_Required work_
Go through the material below and copy each line where the word "this" appears.

_Dataset content_

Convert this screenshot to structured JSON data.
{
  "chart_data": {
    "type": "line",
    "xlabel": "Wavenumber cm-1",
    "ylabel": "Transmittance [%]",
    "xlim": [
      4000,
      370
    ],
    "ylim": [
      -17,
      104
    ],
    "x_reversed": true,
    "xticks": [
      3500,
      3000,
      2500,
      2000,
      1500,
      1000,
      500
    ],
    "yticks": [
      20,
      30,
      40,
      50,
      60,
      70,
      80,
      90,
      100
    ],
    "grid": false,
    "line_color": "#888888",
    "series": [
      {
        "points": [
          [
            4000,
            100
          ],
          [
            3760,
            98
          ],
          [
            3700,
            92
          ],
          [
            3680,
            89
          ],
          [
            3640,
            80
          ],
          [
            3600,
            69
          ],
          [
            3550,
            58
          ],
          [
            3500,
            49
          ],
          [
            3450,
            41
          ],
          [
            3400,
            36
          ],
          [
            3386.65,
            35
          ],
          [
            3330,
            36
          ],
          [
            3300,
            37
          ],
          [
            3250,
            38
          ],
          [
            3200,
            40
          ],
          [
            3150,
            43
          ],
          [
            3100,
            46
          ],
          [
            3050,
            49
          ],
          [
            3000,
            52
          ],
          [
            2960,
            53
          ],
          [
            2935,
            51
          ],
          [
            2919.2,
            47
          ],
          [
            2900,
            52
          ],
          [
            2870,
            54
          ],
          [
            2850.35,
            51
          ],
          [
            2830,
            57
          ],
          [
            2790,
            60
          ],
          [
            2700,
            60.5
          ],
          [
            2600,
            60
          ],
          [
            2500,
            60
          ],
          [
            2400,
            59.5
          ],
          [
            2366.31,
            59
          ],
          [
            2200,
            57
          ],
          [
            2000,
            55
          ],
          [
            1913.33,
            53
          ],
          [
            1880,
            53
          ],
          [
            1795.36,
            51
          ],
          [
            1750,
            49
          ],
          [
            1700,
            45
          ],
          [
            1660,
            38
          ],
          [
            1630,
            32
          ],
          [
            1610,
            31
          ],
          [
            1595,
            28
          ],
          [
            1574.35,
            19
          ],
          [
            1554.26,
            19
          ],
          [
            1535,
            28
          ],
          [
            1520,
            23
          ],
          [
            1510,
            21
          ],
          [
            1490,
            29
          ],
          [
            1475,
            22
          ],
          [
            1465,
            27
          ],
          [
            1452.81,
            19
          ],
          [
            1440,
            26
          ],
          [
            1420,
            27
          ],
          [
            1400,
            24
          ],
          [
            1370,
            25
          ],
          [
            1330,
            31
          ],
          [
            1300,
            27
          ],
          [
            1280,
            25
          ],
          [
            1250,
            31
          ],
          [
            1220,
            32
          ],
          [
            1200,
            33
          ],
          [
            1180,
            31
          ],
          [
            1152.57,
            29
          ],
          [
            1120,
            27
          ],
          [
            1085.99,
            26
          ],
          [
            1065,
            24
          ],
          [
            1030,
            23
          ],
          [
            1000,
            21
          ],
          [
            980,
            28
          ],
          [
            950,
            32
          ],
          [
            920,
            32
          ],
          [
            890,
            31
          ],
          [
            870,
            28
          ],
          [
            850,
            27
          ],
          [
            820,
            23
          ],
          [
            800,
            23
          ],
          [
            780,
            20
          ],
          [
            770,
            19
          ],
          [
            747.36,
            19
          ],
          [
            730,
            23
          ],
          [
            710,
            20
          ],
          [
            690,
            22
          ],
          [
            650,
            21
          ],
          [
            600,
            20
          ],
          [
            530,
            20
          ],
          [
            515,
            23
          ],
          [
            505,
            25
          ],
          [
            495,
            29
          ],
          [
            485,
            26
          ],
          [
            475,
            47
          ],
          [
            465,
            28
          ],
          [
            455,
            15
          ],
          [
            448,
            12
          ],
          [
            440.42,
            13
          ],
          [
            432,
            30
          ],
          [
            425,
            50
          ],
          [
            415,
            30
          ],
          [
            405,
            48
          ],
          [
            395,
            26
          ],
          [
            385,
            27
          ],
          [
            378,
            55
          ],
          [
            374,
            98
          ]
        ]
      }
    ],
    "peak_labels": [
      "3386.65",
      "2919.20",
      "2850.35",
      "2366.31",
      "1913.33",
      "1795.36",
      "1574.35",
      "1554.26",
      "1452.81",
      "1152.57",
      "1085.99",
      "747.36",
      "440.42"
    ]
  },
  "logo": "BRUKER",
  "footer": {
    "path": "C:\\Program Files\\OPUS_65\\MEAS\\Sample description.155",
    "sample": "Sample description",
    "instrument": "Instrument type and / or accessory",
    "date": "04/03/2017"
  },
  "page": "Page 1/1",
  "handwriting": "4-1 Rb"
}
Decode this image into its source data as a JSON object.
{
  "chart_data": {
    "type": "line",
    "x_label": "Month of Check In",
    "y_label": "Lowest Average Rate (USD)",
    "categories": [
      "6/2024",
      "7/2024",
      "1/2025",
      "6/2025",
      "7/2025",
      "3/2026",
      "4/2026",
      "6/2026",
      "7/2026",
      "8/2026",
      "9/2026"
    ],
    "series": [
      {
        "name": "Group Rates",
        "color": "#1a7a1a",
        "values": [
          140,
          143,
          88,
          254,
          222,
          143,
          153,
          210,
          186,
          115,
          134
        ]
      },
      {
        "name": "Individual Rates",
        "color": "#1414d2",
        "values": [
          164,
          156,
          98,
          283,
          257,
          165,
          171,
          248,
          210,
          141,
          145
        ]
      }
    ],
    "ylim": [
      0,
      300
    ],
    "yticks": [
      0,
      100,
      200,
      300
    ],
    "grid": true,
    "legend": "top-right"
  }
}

_Correct response_
Convert this screenshot to structured JSON data.
Decode this image into its source data as a JSON object.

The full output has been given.